Exercise task:
Go through the entries below and collect each line with the string "text" in it.

Begin

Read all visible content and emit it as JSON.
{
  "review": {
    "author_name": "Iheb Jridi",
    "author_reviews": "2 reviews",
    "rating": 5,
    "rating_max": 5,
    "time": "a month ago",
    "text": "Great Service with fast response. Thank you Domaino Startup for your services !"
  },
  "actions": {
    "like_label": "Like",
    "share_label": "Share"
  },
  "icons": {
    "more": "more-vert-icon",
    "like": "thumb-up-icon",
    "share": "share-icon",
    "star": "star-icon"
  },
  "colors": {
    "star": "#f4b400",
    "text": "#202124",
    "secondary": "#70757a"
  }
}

End

Solution for this exercise:
    "text": "Great Service with fast response. Thank you Domaino Startup for your services !"
    "text": "#202124",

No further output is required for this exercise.